§ **WHAT THIS TASK INVOLVES**: Find each line holding the word "data" and give the total alone.

§ **INPUT ROWS**:

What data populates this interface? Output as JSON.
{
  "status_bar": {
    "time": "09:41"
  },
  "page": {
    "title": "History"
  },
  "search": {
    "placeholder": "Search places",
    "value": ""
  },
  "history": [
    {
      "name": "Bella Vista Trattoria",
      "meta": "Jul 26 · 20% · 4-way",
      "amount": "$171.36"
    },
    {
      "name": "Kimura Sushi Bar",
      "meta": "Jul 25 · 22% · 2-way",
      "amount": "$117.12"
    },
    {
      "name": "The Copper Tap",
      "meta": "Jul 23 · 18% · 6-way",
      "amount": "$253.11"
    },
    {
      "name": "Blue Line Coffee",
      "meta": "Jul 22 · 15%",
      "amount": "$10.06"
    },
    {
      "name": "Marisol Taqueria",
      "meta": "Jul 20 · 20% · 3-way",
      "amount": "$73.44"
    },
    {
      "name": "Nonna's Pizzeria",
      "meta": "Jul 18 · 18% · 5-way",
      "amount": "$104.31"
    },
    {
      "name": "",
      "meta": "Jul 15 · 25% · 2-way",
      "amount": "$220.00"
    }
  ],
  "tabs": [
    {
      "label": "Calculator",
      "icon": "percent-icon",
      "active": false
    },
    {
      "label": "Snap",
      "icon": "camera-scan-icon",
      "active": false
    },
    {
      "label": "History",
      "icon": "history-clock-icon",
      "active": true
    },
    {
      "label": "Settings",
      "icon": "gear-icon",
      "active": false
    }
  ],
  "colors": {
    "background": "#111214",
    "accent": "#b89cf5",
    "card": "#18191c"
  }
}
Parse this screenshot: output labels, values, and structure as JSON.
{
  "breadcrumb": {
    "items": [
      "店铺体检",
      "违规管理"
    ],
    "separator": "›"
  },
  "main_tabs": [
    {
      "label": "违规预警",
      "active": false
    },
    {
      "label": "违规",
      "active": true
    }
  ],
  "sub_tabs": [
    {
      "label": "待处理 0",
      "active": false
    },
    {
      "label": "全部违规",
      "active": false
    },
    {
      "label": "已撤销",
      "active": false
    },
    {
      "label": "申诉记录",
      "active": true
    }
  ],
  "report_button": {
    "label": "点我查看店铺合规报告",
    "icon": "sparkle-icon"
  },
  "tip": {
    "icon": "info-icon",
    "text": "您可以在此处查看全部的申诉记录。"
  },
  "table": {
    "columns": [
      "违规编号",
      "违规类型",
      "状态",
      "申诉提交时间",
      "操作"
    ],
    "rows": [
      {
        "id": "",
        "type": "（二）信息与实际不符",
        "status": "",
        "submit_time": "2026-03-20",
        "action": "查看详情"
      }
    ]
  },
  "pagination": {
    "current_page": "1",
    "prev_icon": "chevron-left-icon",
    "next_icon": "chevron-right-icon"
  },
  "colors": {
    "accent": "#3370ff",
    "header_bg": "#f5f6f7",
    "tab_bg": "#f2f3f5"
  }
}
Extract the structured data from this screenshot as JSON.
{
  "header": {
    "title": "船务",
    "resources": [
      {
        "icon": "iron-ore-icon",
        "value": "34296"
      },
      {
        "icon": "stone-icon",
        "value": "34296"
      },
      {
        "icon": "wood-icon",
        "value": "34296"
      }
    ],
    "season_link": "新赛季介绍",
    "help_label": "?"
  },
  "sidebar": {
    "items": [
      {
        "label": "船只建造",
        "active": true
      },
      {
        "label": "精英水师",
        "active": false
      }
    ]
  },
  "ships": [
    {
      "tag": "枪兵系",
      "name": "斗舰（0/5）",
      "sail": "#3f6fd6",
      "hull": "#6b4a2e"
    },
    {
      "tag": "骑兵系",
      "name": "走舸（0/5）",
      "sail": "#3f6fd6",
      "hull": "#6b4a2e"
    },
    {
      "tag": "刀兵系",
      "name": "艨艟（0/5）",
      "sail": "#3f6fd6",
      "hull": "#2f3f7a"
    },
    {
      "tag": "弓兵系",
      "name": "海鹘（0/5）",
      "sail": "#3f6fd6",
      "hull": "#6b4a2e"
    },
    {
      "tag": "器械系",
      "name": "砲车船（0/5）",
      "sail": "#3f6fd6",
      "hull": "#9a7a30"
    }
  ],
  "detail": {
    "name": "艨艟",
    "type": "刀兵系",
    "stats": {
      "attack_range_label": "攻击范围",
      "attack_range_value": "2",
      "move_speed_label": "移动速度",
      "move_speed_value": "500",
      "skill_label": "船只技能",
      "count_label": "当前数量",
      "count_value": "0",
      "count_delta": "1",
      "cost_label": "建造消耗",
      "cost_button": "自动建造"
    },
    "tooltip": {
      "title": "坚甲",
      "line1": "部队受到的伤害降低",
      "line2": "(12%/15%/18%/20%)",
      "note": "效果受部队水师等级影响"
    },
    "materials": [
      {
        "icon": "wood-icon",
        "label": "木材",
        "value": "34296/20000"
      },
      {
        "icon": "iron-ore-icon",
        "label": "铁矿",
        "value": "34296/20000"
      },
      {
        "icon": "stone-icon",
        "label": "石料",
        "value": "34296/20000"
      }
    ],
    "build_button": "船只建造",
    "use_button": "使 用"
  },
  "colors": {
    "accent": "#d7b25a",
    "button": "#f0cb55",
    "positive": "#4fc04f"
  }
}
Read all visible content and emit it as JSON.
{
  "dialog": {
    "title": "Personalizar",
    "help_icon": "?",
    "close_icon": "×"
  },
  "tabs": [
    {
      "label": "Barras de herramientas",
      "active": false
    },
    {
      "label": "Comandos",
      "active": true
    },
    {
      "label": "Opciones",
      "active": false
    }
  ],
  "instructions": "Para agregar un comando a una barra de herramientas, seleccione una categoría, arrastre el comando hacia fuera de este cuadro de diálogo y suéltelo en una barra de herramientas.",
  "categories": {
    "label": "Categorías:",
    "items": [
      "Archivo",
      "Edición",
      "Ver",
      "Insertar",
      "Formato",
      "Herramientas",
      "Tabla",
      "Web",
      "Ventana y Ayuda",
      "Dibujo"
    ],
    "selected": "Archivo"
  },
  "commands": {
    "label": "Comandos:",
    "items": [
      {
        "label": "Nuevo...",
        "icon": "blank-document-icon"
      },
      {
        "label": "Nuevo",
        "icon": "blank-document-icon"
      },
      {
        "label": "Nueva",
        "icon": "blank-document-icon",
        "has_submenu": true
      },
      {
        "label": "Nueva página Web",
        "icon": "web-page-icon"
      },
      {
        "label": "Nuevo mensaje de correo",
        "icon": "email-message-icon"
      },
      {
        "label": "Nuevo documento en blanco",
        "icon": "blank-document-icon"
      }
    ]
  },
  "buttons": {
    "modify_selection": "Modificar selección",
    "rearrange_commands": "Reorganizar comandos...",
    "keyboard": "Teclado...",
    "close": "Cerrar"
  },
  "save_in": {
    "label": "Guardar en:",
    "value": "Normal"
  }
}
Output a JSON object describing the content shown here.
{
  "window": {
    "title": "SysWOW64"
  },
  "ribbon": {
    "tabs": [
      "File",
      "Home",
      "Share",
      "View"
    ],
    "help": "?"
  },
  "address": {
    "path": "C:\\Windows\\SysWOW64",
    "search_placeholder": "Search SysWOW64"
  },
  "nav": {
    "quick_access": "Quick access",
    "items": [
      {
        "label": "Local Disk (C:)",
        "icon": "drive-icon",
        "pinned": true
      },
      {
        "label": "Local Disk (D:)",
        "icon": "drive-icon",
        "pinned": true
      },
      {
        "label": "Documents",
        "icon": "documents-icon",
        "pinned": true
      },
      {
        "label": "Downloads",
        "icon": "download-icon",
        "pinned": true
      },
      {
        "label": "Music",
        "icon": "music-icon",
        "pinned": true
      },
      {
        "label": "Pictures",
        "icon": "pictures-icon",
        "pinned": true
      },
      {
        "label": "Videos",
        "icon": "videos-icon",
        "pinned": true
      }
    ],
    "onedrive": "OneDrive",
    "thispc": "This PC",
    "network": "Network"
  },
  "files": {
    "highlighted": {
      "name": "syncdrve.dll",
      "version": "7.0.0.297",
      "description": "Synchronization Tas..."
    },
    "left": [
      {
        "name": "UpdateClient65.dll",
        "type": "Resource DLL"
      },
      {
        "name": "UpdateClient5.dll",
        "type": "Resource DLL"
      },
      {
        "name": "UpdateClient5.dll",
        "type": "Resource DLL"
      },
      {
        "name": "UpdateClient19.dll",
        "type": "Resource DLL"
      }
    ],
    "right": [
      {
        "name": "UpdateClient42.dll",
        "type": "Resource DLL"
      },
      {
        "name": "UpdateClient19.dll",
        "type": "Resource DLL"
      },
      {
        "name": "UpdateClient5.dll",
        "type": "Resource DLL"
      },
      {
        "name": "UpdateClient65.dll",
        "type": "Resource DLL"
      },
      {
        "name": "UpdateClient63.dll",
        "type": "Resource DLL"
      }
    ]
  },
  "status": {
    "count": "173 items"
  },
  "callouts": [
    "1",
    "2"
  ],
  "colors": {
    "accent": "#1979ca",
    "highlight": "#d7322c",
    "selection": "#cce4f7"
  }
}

§ **REPLY TO THE EXERCISE**: 2